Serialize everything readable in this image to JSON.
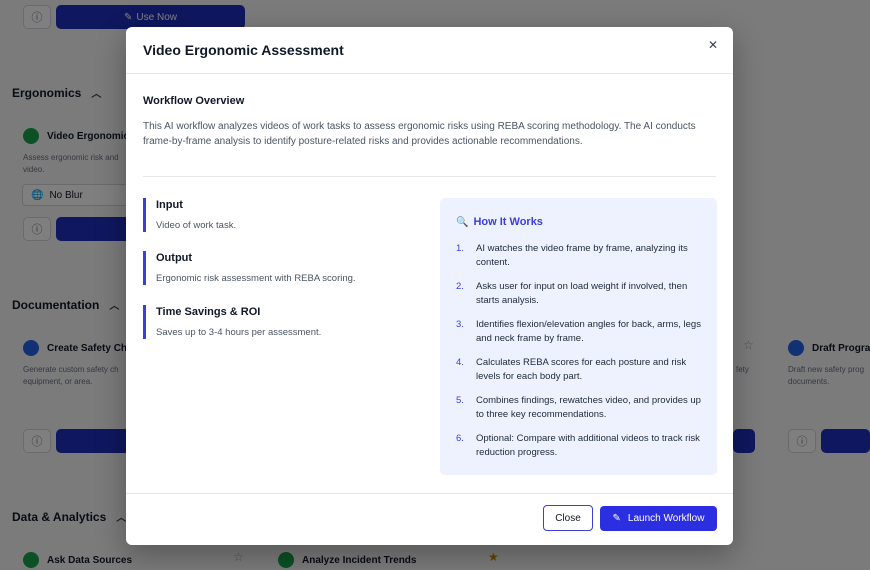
{
  "background": {
    "use_now_label": "Use Now",
    "sections": {
      "ergonomics": "Ergonomics",
      "documentation": "Documentation",
      "data_analytics": "Data & Analytics"
    },
    "cards": {
      "video_ergonomic": {
        "title": "Video Ergonomic",
        "desc_line1": "Assess ergonomic risk and",
        "desc_line2": "video."
      },
      "blur_option": "No Blur",
      "create_safety": {
        "title": "Create Safety Ch",
        "desc_line1": "Generate custom safety ch",
        "desc_line2": "equipment, or area."
      },
      "draft_program": {
        "title": "Draft Progra",
        "desc_line1": "Draft new safety prog",
        "desc_line2": "documents."
      },
      "partial_right_desc": "fety",
      "ask_data": {
        "title": "Ask Data Sources"
      },
      "analyze_incident": {
        "title": "Analyze Incident Trends"
      }
    },
    "icons": {
      "info": "info-icon",
      "star": "star-icon",
      "chevron": "chevron-up-icon",
      "globe": "globe-icon"
    }
  },
  "modal": {
    "title": "Video Ergonomic Assessment",
    "overview_title": "Workflow Overview",
    "overview_text": "This AI workflow analyzes videos of work tasks to assess ergonomic risks using REBA scoring methodology. The AI conducts frame-by-frame analysis to identify posture-related risks and provides actionable recommendations.",
    "input_label": "Input",
    "input_value": "Video of work task.",
    "output_label": "Output",
    "output_value": "Ergonomic risk assessment with REBA scoring.",
    "savings_label": "Time Savings & ROI",
    "savings_value": "Saves up to 3-4 hours per assessment.",
    "how_title": "How It Works",
    "steps": [
      {
        "num": "1.",
        "text": "AI watches the video frame by frame, analyzing its content."
      },
      {
        "num": "2.",
        "text": "Asks user for input on load weight if involved, then starts analysis."
      },
      {
        "num": "3.",
        "text": "Identifies flexion/elevation angles for back, arms, legs and neck frame by frame."
      },
      {
        "num": "4.",
        "text": "Calculates REBA scores for each posture and risk levels for each body part."
      },
      {
        "num": "5.",
        "text": "Combines findings, rewatches video, and provides up to three key recommendations."
      },
      {
        "num": "6.",
        "text": "Optional: Compare with additional videos to track risk reduction progress."
      }
    ],
    "close_label": "Close",
    "launch_label": "Launch Workflow",
    "accent_color": "#2c2fe0"
  }
}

To do: Copy each line of the entries that includes the word "videos".

Full answer:
    "overview_text": "This AI workflow analyzes videos of work tasks to assess ergonomic risks using REBA scoring methodology. The AI conducts frame-by-frame analysis to identify posture-related risks and provides actionable recommendations.",
        "text": "Optional: Compare with additional videos to track risk reduction progress."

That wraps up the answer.